_What you should do:_
Reproduce every record below exactly as it appears.

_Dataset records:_
>>>>>

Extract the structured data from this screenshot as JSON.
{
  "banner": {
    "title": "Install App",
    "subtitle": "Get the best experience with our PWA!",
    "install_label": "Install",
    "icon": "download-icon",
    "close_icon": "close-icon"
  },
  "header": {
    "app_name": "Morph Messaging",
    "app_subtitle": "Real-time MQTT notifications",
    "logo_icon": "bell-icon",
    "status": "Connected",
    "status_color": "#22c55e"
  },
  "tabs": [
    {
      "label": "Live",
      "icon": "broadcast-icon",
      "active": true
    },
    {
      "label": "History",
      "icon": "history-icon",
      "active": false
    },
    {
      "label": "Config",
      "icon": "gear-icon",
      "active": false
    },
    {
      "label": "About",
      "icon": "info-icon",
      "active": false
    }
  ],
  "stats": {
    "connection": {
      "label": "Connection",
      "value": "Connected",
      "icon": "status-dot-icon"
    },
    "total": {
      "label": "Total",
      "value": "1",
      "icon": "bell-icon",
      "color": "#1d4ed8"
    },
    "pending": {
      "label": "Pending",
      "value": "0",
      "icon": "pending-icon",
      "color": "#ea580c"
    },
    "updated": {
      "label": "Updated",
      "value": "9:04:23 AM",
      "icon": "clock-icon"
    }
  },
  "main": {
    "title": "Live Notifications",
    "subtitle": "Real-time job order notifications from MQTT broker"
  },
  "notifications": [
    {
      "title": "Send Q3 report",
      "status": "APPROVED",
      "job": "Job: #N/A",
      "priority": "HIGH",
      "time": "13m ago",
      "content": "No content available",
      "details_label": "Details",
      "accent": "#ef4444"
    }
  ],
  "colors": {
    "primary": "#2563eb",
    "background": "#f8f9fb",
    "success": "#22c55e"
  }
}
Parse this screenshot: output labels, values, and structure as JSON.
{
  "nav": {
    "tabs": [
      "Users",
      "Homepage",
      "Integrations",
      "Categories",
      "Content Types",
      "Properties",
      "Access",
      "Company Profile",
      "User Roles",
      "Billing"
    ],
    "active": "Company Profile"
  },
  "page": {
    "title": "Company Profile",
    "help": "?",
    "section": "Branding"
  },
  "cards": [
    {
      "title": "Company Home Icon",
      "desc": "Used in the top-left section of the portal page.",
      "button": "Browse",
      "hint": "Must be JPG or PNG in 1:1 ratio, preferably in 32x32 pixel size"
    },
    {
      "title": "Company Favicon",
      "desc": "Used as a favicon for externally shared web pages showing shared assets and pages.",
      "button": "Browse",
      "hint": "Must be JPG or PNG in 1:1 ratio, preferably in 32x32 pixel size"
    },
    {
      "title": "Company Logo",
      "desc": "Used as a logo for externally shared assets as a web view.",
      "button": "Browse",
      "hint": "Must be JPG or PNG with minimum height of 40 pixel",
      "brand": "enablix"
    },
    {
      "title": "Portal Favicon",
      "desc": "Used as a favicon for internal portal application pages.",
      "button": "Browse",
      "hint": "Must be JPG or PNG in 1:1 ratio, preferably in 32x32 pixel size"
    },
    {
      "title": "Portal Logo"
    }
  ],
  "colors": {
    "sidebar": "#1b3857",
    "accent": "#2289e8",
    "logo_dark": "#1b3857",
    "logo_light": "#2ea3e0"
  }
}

<<<<<

_Complete response:_
Extract the structured data from this screenshot as JSON.
{
  "banner": {
    "title": "Install App",
    "subtitle": "Get the best experience with our PWA!",
    "install_label": "Install",
    "icon": "download-icon",
    "close_icon": "close-icon"
  },
  "header": {
    "app_name": "Morph Messaging",
    "app_subtitle": "Real-time MQTT notifications",
    "logo_icon": "bell-icon",
    "status": "Connected",
    "status_color": "#22c55e"
  },
  "tabs": [
    {
      "label": "Live",
      "icon": "broadcast-icon",
      "active": true
    },
    {
      "label": "History",
      "icon": "history-icon",
      "active": false
    },
    {
      "label": "Config",
      "icon": "gear-icon",
      "active": false
    },
    {
      "label": "About",
      "icon": "info-icon",
      "active": false
    }
  ],
  "stats": {
    "connection": {
      "label": "Connection",
      "value": "Connected",
      "icon": "status-dot-icon"
    },
    "total": {
      "label": "Total",
      "value": "1",
      "icon": "bell-icon",
      "color": "#1d4ed8"
    },
    "pending": {
      "label": "Pending",
      "value": "0",
      "icon": "pending-icon",
      "color": "#ea580c"
    },
    "updated": {
      "label": "Updated",
      "value": "9:04:23 AM",
      "icon": "clock-icon"
    }
  },
  "main": {
    "title": "Live Notifications",
    "subtitle": "Real-time job order notifications from MQTT broker"
  },
  "notifications": [
    {
      "title": "Send Q3 report",
      "status": "APPROVED",
      "job": "Job: #N/A",
      "priority": "HIGH",
      "time": "13m ago",
      "content": "No content available",
      "details_label": "Details",
      "accent": "#ef4444"
    }
  ],
  "colors": {
    "primary": "#2563eb",
    "background": "#f8f9fb",
    "success": "#22c55e"
  }
}
Parse this screenshot: output labels, values, and structure as JSON.
{
  "nav": {
    "tabs": [
      "Users",
      "Homepage",
      "Integrations",
      "Categories",
      "Content Types",
      "Properties",
      "Access",
      "Company Profile",
      "User Roles",
      "Billing"
    ],
    "active": "Company Profile"
  },
  "page": {
    "title": "Company Profile",
    "help": "?",
    "section": "Branding"
  },
  "cards": [
    {
      "title": "Company Home Icon",
      "desc": "Used in the top-left section of the portal page.",
      "button": "Browse",
      "hint": "Must be JPG or PNG in 1:1 ratio, preferably in 32x32 pixel size"
    },
    {
      "title": "Company Favicon",
      "desc": "Used as a favicon for externally shared web pages showing shared assets and pages.",
      "button": "Browse",
      "hint": "Must be JPG or PNG in 1:1 ratio, preferably in 32x32 pixel size"
    },
    {
      "title": "Company Logo",
      "desc": "Used as a logo for externally shared assets as a web view.",
      "button": "Browse",
      "hint": "Must be JPG or PNG with minimum height of 40 pixel",
      "brand": "enablix"
    },
    {
      "title": "Portal Favicon",
      "desc": "Used as a favicon for internal portal application pages.",
      "button": "Browse",
      "hint": "Must be JPG or PNG in 1:1 ratio, preferably in 32x32 pixel size"
    },
    {
      "title": "Portal Logo"
    }
  ],
  "colors": {
    "sidebar": "#1b3857",
    "accent": "#2289e8",
    "logo_dark": "#1b3857",
    "logo_light": "#2ea3e0"
  }
}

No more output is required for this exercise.